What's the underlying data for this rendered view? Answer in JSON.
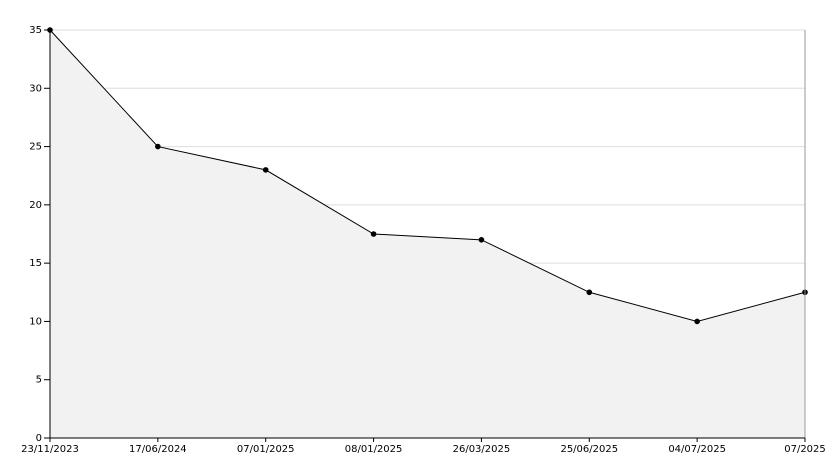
{
  "chart_data": {
    "type": "area",
    "categories": [
      "23/11/2023",
      "17/06/2024",
      "07/01/2025",
      "08/01/2025",
      "26/03/2025",
      "25/06/2025",
      "04/07/2025",
      "07/2025"
    ],
    "values": [
      35,
      25,
      23,
      17.5,
      17,
      12.5,
      10,
      12.5
    ],
    "color": "#000000",
    "fill": "#f2f2f2",
    "ylim": [
      0,
      35
    ],
    "yticks": [
      0,
      5,
      10,
      15,
      20,
      25,
      30,
      35
    ],
    "grid": true
  }
}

──────────

What you have to do » Transcribe the records verbatim and omit the images.

Output below »
What's the underlying data for this rendered view? Answer in JSON.
{
  "chart_data": {
    "type": "area",
    "categories": [
      "23/11/2023",
      "17/06/2024",
      "07/01/2025",
      "08/01/2025",
      "26/03/2025",
      "25/06/2025",
      "04/07/2025",
      "07/2025"
    ],
    "values": [
      35,
      25,
      23,
      17.5,
      17,
      12.5,
      10,
      12.5
    ],
    "color": "#000000",
    "fill": "#f2f2f2",
    "ylim": [
      0,
      35
    ],
    "yticks": [
      0,
      5,
      10,
      15,
      20,
      25,
      30,
      35
    ],
    "grid": true
  }
}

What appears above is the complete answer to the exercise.